* _Written request_: Quote every line below exactly as it reads.

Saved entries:
※

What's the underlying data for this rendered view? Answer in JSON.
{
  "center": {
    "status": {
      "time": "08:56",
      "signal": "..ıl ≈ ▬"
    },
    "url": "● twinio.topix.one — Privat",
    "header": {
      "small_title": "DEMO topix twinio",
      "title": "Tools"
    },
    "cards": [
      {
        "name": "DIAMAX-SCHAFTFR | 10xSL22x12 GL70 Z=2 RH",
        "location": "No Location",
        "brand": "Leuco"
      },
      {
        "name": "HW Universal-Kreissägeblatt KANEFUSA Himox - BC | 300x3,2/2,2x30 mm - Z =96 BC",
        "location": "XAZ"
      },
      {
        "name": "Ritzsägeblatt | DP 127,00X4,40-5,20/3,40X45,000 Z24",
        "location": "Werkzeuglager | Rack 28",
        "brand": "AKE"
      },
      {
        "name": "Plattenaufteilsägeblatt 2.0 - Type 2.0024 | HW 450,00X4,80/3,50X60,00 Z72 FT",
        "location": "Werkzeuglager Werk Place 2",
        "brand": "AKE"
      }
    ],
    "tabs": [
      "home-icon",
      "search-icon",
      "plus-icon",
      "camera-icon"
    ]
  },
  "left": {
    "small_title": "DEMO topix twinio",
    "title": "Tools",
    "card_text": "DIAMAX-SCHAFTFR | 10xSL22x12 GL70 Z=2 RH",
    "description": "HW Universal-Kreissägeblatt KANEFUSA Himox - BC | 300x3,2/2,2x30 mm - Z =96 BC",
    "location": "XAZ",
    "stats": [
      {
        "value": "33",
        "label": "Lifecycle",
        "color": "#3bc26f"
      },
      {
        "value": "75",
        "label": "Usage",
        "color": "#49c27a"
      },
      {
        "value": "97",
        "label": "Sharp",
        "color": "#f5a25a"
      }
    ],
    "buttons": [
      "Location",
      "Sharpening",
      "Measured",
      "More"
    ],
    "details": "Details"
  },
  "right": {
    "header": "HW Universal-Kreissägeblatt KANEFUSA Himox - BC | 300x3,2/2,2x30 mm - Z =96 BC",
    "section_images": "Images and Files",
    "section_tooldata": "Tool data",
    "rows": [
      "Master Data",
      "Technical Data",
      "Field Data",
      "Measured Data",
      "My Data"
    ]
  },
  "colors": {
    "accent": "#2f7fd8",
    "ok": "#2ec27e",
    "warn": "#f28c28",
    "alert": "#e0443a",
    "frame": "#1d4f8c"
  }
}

※

* _Exercise result_:
What's the underlying data for this rendered view? Answer in JSON.
{
  "center": {
    "status": {
      "time": "08:56",
      "signal": "..ıl ≈ ▬"
    },
    "url": "● twinio.topix.one — Privat",
    "header": {
      "small_title": "DEMO topix twinio",
      "title": "Tools"
    },
    "cards": [
      {
        "name": "DIAMAX-SCHAFTFR | 10xSL22x12 GL70 Z=2 RH",
        "location": "No Location",
        "brand": "Leuco"
      },
      {
        "name": "HW Universal-Kreissägeblatt KANEFUSA Himox - BC | 300x3,2/2,2x30 mm - Z =96 BC",
        "location": "XAZ"
      },
      {
        "name": "Ritzsägeblatt | DP 127,00X4,40-5,20/3,40X45,000 Z24",
        "location": "Werkzeuglager | Rack 28",
        "brand": "AKE"
      },
      {
        "name": "Plattenaufteilsägeblatt 2.0 - Type 2.0024 | HW 450,00X4,80/3,50X60,00 Z72 FT",
        "location": "Werkzeuglager Werk Place 2",
        "brand": "AKE"
      }
    ],
    "tabs": [
      "home-icon",
      "search-icon",
      "plus-icon",
      "camera-icon"
    ]
  },
  "left": {
    "small_title": "DEMO topix twinio",
    "title": "Tools",
    "card_text": "DIAMAX-SCHAFTFR | 10xSL22x12 GL70 Z=2 RH",
    "description": "HW Universal-Kreissägeblatt KANEFUSA Himox - BC | 300x3,2/2,2x30 mm - Z =96 BC",
    "location": "XAZ",
    "stats": [
      {
        "value": "33",
        "label": "Lifecycle",
        "color": "#3bc26f"
      },
      {
        "value": "75",
        "label": "Usage",
        "color": "#49c27a"
      },
      {
        "value": "97",
        "label": "Sharp",
        "color": "#f5a25a"
      }
    ],
    "buttons": [
      "Location",
      "Sharpening",
      "Measured",
      "More"
    ],
    "details": "Details"
  },
  "right": {
    "header": "HW Universal-Kreissägeblatt KANEFUSA Himox - BC | 300x3,2/2,2x30 mm - Z =96 BC",
    "section_images": "Images and Files",
    "section_tooldata": "Tool data",
    "rows": [
      "Master Data",
      "Technical Data",
      "Field Data",
      "Measured Data",
      "My Data"
    ]
  },
  "colors": {
    "accent": "#2f7fd8",
    "ok": "#2ec27e",
    "warn": "#f28c28",
    "alert": "#e0443a",
    "frame": "#1d4f8c"
  }
}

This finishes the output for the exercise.